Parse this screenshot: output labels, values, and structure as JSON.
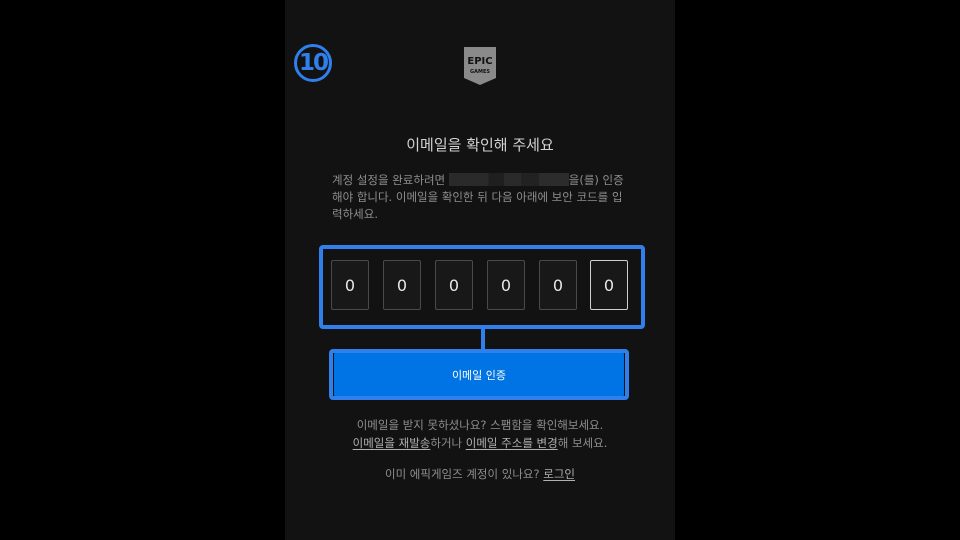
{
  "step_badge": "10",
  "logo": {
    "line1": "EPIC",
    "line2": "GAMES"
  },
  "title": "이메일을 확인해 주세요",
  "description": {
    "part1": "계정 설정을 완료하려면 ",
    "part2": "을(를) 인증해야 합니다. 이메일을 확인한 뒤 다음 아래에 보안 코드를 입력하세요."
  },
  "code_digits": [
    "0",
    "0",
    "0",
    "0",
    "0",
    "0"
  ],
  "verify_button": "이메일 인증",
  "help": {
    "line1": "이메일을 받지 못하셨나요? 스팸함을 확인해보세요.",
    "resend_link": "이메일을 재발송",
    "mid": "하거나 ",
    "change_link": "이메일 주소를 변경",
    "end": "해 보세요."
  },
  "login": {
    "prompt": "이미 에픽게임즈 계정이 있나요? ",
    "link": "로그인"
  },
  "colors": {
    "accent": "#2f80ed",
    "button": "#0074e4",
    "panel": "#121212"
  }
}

==

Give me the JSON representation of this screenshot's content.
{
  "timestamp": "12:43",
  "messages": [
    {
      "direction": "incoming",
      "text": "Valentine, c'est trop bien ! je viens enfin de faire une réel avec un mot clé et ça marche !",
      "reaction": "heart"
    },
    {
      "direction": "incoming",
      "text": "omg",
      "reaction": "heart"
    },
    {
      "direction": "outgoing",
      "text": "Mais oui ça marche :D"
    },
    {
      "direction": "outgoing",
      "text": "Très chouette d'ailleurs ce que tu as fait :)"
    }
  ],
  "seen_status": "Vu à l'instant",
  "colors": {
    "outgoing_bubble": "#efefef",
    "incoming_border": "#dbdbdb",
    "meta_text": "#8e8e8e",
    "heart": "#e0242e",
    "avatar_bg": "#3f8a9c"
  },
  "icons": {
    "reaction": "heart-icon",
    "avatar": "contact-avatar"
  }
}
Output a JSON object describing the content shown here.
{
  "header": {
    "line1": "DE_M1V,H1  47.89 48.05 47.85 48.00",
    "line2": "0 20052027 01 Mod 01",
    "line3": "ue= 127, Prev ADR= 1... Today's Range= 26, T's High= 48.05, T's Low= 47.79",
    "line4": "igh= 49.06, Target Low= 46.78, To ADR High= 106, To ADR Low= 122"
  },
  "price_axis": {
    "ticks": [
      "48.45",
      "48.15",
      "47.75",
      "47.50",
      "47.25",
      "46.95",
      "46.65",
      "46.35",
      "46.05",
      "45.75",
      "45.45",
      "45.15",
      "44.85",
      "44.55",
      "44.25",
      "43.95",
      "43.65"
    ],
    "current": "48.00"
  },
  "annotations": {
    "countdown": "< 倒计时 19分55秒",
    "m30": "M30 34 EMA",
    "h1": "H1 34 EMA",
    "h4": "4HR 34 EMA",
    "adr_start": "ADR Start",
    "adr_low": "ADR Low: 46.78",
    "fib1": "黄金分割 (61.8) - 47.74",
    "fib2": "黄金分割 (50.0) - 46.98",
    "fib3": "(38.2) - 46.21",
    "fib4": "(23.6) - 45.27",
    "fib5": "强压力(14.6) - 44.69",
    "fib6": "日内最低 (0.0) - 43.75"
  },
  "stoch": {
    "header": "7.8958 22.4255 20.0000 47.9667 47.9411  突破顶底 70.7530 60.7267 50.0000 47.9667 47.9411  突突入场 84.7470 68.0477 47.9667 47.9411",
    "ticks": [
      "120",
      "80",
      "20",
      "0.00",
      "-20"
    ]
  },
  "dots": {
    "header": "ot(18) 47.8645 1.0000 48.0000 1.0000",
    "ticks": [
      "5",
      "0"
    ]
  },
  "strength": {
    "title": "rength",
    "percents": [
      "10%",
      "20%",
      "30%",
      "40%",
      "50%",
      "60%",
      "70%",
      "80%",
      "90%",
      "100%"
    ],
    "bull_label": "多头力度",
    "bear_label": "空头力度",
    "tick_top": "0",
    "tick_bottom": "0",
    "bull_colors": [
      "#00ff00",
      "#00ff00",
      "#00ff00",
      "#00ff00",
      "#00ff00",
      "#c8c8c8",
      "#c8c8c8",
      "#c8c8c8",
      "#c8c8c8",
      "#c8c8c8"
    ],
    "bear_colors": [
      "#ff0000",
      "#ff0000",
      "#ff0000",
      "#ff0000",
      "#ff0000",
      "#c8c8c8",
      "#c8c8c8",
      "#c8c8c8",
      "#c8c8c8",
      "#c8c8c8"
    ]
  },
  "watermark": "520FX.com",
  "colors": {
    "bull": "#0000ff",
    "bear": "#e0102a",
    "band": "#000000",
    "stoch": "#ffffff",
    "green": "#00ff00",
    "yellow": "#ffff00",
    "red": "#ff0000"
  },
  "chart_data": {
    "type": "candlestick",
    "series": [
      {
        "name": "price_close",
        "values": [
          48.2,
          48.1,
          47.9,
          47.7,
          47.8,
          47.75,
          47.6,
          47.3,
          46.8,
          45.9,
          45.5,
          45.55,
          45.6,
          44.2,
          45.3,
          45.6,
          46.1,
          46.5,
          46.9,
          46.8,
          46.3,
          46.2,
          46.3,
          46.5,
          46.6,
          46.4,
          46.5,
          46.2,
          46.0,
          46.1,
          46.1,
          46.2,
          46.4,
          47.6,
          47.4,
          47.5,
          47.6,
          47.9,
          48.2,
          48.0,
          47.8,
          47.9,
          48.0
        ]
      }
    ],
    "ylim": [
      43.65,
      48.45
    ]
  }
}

## To be done:
Among the lines of the material above, how many include the string "marche"? Report only that number.

## Correct output:
2